◆ TASK
Read the data and repeat it in full, exactly.

◆ DATASET EXTRACT
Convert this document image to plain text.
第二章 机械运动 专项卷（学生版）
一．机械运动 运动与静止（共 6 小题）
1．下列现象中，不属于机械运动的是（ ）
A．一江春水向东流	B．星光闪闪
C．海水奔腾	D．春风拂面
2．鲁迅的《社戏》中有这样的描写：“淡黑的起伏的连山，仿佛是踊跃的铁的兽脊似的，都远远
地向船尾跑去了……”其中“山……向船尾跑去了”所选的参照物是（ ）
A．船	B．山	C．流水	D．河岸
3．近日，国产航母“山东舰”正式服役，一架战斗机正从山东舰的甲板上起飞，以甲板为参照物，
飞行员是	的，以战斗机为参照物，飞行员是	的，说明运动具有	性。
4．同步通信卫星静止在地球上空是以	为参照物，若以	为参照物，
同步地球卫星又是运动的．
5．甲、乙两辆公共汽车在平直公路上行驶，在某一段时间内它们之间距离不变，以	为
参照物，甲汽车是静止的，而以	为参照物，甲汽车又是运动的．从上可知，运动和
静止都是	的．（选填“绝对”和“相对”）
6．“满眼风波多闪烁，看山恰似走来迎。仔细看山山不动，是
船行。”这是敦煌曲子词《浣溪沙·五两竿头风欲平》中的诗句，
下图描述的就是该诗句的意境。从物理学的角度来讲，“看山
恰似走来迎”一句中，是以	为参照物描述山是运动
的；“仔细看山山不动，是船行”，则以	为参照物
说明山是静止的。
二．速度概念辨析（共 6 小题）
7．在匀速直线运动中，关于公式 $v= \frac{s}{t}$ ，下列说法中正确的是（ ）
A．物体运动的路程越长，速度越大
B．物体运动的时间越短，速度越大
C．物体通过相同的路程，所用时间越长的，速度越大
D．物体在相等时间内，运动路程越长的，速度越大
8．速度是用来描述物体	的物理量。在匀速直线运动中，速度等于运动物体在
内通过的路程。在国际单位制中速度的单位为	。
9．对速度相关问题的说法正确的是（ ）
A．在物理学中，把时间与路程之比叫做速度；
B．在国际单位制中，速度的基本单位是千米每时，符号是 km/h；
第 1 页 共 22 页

◆ FINISHED TASK
Convert this document image to plain text.
第二章 机械运动 专项卷（学生版）
一．机械运动 运动与静止（共 6 小题）
1．下列现象中，不属于机械运动的是（ ）
A．一江春水向东流	B．星光闪闪
C．海水奔腾	D．春风拂面
2．鲁迅的《社戏》中有这样的描写：“淡黑的起伏的连山，仿佛是踊跃的铁的兽脊似的，都远远
地向船尾跑去了……”其中“山……向船尾跑去了”所选的参照物是（ ）
A．船	B．山	C．流水	D．河岸
3．近日，国产航母“山东舰”正式服役，一架战斗机正从山东舰的甲板上起飞，以甲板为参照物，
飞行员是	的，以战斗机为参照物，飞行员是	的，说明运动具有	性。
4．同步通信卫星静止在地球上空是以	为参照物，若以	为参照物，
同步地球卫星又是运动的．
5．甲、乙两辆公共汽车在平直公路上行驶，在某一段时间内它们之间距离不变，以	为
参照物，甲汽车是静止的，而以	为参照物，甲汽车又是运动的．从上可知，运动和
静止都是	的．（选填“绝对”和“相对”）
6．“满眼风波多闪烁，看山恰似走来迎。仔细看山山不动，是
船行。”这是敦煌曲子词《浣溪沙·五两竿头风欲平》中的诗句，
下图描述的就是该诗句的意境。从物理学的角度来讲，“看山
恰似走来迎”一句中，是以	为参照物描述山是运动
的；“仔细看山山不动，是船行”，则以	为参照物
说明山是静止的。
二．速度概念辨析（共 6 小题）
7．在匀速直线运动中，关于公式 $v= \frac{s}{t}$ ，下列说法中正确的是（ ）
A．物体运动的路程越长，速度越大
B．物体运动的时间越短，速度越大
C．物体通过相同的路程，所用时间越长的，速度越大
D．物体在相等时间内，运动路程越长的，速度越大
8．速度是用来描述物体	的物理量。在匀速直线运动中，速度等于运动物体在
内通过的路程。在国际单位制中速度的单位为	。
9．对速度相关问题的说法正确的是（ ）
A．在物理学中，把时间与路程之比叫做速度；
B．在国际单位制中，速度的基本单位是千米每时，符号是 km/h；
第 1 页 共 22 页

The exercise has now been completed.